Given exercise
Filter the data for lines with the word "this", then copy every line so identified.

Entries shown
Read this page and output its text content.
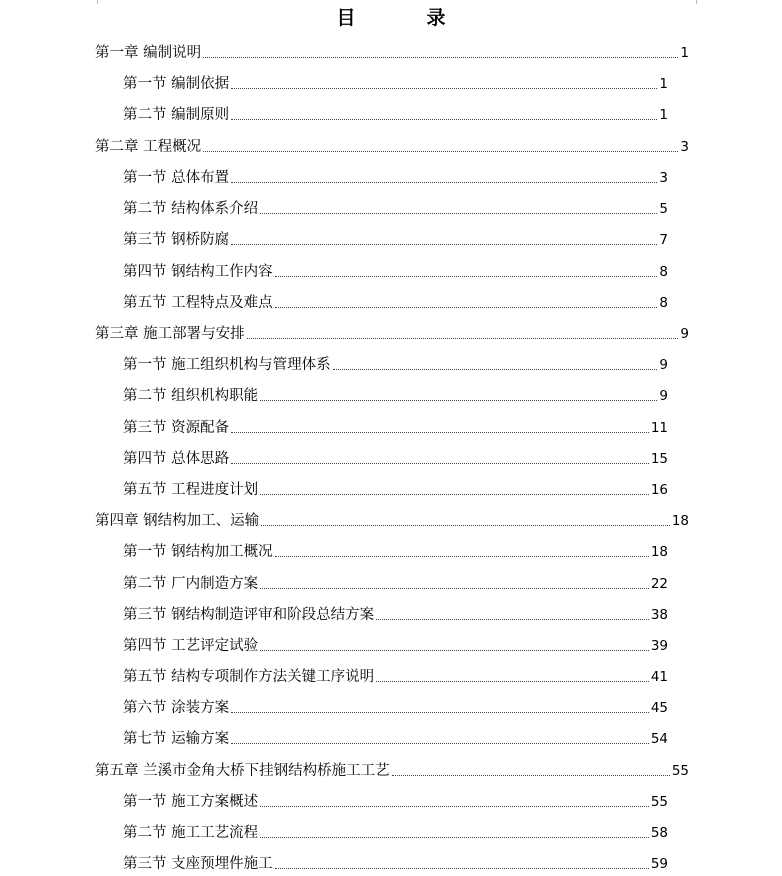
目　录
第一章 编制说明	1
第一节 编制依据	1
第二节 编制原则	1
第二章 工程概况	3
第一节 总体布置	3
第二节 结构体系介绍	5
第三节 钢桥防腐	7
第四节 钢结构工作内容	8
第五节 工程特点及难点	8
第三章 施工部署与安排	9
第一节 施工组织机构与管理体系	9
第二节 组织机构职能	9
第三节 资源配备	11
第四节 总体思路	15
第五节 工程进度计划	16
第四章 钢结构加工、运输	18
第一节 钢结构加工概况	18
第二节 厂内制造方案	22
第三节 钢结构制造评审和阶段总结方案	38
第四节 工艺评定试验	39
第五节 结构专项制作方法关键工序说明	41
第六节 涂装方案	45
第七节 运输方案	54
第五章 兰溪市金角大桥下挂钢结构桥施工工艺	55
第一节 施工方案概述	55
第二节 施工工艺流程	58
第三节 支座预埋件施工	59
...
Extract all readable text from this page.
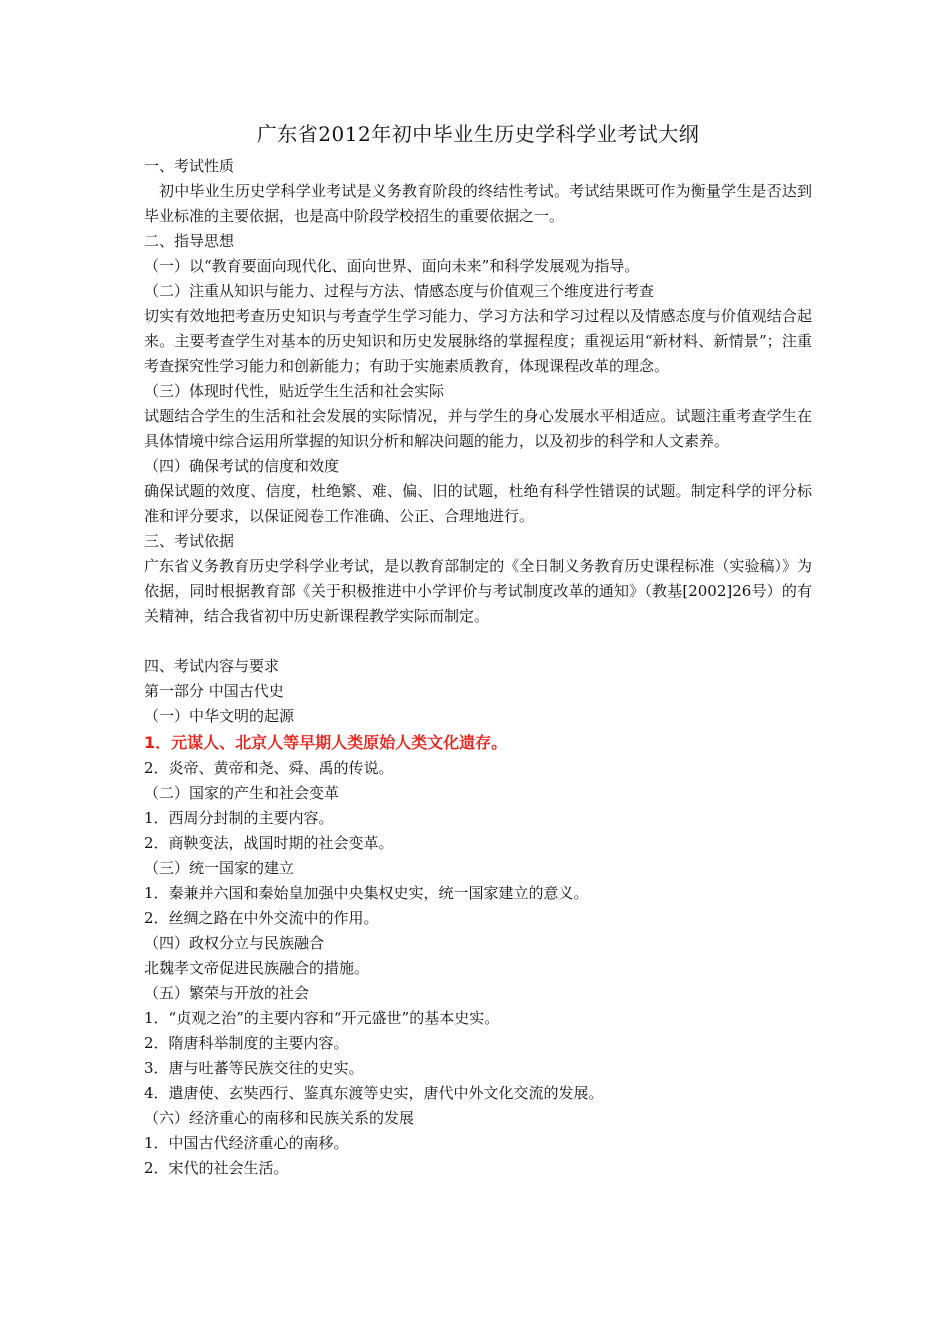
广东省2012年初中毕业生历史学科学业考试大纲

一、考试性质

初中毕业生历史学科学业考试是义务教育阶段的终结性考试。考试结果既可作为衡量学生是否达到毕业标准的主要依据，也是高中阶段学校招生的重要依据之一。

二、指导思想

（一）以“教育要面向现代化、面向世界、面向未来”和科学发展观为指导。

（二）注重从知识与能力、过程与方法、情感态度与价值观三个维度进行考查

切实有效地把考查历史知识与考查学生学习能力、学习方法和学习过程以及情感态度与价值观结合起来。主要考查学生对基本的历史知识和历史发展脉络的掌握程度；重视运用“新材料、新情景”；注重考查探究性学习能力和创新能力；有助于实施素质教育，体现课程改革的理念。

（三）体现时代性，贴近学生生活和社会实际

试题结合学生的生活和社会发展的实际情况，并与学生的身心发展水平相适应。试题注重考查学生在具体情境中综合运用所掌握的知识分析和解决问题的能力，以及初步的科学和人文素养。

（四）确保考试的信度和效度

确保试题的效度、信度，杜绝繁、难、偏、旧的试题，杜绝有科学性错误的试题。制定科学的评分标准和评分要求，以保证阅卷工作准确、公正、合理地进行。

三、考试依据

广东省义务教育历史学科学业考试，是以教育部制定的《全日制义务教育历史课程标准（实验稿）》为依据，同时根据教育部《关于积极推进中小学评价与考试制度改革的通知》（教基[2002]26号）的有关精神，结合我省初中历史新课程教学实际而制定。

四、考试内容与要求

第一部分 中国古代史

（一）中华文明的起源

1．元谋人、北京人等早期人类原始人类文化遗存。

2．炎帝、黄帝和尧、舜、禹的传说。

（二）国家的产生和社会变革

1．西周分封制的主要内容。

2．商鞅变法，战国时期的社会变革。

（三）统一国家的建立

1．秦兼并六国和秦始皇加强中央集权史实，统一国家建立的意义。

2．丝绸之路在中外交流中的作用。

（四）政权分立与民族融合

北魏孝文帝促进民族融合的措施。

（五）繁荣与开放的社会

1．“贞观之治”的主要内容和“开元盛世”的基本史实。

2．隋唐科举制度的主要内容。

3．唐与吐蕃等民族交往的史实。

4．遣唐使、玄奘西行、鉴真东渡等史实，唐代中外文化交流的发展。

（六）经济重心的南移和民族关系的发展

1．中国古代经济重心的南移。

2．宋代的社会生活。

Finished task
Read this page and output its text content.
Extract all readable text from this page.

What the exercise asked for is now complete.